GOAL => Transcribe every entry word for word, leaving out all images.
..............................
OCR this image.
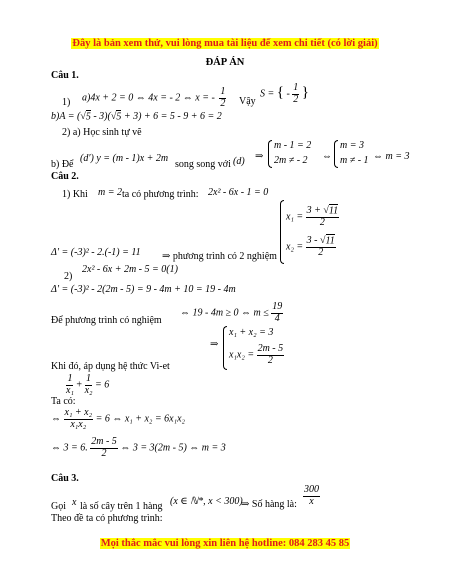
Đây là bản xem thử, vui lòng mua tài liệu để xem chi tiết (có lời giải)
ĐÁP ÁN
Câu 1.
a)4x + 2 = 0 ⇔ 4x = - 2 ⇔ x = - $\frac{1}{2}$
1)	Vậy
S = { - $\frac{1}{2}$ }
b)A = (√5 - 3)(√5 + 3) + 6 = 5 - 9 + 6 = 2
2) a) Học sinh tự vẽ
b) Để
(d′) y = (m - 1)x + 2m
song song với (d) ⇒
m - 1 = 2
2m ≠ - 2 ⇔
m = 3
m ≠ - 1 ⇔ m = 3
Câu 2.
1) Khi m = 2 ta có phương trình: 2x² - 6x - 1 = 0
$x_1 = \frac{3 + √11}{2}$
$x_2 = \frac{3 - √11}{2}$
Δ′ = (-3)² - 2.(-1) = 11 ⇒ phương trình có 2 nghiệm
2)
2x² - 6x + 2m - 5 = 0(1)
Δ′ = (-3)² - 2(2m - 5) = 9 - 4m + 10 = 19 - 4m
⇔ 19 - 4m ≥ 0 ⇔ $m \le \frac{19}{4}$
Để phương trình có nghiệm
⇒
x₁ + x₂ = 3
$x_1x_2 = \frac{2m - 5}{2}$
Khi đó, áp dụng hệ thức Vi-et
$\frac{1}{\text{x₁}} + \frac{1}{\text{x₂}} = 6$
Ta có:
⇔ $\frac{\text{x₁ + x₂}}{\text{x₁x₂}} = 6$ ⇔ x₁ + x₂ = 6x₁x₂
⇔ 3 = 6. $\frac{2m - 5}{2}$ ⇔ 3 = 3(2m - 5) ⇔ m = 3
Câu 3.
Gọi x là số cây trên 1 hàng (x ∈ ℕ*, x < 300)
⇒ Số hàng là: $\frac{300}{x}$
Theo đề ta có phương trình:
Mọi thắc mắc vui lòng xin liên hệ hotline: 084 283 45 85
..............................
SOLUTION =>
OCR this image.
Đây là bản xem thử, vui lòng mua tài liệu để xem chi tiết (có lời giải)
ĐÁP ÁN
Câu 1.
a)4x + 2 = 0 ⇔ 4x = - 2 ⇔ x = - $\frac{1}{2}$
1)	Vậy
S = { - $\frac{1}{2}$ }
b)A = (√5 - 3)(√5 + 3) + 6 = 5 - 9 + 6 = 2
2) a) Học sinh tự vẽ
b) Để
(d′) y = (m - 1)x + 2m
song song với (d) ⇒
m - 1 = 2
2m ≠ - 2 ⇔
m = 3
m ≠ - 1 ⇔ m = 3
Câu 2.
1) Khi m = 2 ta có phương trình: 2x² - 6x - 1 = 0
$x_1 = \frac{3 + √11}{2}$
$x_2 = \frac{3 - √11}{2}$
Δ′ = (-3)² - 2.(-1) = 11 ⇒ phương trình có 2 nghiệm
2)
2x² - 6x + 2m - 5 = 0(1)
Δ′ = (-3)² - 2(2m - 5) = 9 - 4m + 10 = 19 - 4m
⇔ 19 - 4m ≥ 0 ⇔ $m \le \frac{19}{4}$
Để phương trình có nghiệm
⇒
x₁ + x₂ = 3
$x_1x_2 = \frac{2m - 5}{2}$
Khi đó, áp dụng hệ thức Vi-et
$\frac{1}{\text{x₁}} + \frac{1}{\text{x₂}} = 6$
Ta có:
⇔ $\frac{\text{x₁ + x₂}}{\text{x₁x₂}} = 6$ ⇔ x₁ + x₂ = 6x₁x₂
⇔ 3 = 6. $\frac{2m - 5}{2}$ ⇔ 3 = 3(2m - 5) ⇔ m = 3
Câu 3.
Gọi x là số cây trên 1 hàng (x ∈ ℕ*, x < 300)
⇒ Số hàng là: $\frac{300}{x}$
Theo đề ta có phương trình:
Mọi thắc mắc vui lòng xin liên hệ hotline: 084 283 45 85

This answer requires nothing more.